§ **What this task involves**
Pull out every line of the listing below where "Speisekarte" appears.

§ **Dataset excerpt**
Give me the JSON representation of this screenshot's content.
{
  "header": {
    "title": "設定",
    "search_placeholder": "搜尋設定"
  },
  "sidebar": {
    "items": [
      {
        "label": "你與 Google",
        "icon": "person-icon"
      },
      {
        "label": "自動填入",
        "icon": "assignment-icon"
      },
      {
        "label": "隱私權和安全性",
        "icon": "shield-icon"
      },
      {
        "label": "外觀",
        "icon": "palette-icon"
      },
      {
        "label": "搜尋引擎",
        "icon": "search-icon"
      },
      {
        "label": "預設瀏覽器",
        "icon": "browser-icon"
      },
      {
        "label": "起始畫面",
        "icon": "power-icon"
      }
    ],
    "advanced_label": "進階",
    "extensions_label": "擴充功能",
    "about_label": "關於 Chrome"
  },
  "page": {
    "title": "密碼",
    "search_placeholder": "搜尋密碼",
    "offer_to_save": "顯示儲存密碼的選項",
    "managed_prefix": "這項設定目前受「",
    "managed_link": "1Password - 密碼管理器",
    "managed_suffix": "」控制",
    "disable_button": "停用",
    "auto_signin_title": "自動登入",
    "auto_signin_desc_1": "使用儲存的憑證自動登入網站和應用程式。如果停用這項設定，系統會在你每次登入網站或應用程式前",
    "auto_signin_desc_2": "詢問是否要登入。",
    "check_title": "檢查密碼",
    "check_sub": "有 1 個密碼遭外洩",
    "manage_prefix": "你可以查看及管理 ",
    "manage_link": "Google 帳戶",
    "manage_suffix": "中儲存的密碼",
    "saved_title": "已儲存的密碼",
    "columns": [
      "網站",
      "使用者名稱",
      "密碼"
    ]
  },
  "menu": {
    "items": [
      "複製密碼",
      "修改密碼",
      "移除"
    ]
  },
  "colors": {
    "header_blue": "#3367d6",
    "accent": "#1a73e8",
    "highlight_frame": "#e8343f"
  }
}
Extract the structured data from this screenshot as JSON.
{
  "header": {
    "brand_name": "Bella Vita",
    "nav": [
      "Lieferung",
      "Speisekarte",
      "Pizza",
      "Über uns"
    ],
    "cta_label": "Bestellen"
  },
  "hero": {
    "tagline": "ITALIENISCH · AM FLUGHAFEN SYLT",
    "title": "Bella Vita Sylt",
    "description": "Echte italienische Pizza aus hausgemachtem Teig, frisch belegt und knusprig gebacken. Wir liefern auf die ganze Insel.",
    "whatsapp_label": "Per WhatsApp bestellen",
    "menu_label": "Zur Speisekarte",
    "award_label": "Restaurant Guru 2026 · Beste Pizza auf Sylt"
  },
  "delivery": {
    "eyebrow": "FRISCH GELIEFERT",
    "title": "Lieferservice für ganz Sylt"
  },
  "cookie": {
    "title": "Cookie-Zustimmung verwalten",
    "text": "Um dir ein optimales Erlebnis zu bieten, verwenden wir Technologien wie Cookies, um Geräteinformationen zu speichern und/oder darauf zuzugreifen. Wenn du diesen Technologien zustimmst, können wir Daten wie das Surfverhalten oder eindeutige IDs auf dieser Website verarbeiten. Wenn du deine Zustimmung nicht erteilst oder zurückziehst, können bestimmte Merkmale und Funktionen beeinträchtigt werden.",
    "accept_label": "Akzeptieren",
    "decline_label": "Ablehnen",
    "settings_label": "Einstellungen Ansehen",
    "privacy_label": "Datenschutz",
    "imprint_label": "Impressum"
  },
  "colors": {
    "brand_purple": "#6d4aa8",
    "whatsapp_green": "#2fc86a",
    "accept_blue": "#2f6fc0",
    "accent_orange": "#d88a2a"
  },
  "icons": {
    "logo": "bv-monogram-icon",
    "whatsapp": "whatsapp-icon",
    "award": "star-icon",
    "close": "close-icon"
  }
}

§ **Answer to this problem**
      "Speisekarte",
    "menu_label": "Zur Speisekarte",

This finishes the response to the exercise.